◆ **Required task**
Keep only the lines where "icon" appears.
┌─ Stored records
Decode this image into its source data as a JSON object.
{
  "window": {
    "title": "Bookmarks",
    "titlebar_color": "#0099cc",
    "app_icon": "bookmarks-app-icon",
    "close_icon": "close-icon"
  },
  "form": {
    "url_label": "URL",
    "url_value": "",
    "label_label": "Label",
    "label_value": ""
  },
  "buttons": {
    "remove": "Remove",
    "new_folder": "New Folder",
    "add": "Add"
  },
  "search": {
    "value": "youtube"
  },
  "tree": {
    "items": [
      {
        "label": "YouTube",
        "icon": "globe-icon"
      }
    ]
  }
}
└─
◆ **Exercise solution**
    "app_icon": "bookmarks-app-icon",
    "close_icon": "close-icon"
        "icon": "globe-icon"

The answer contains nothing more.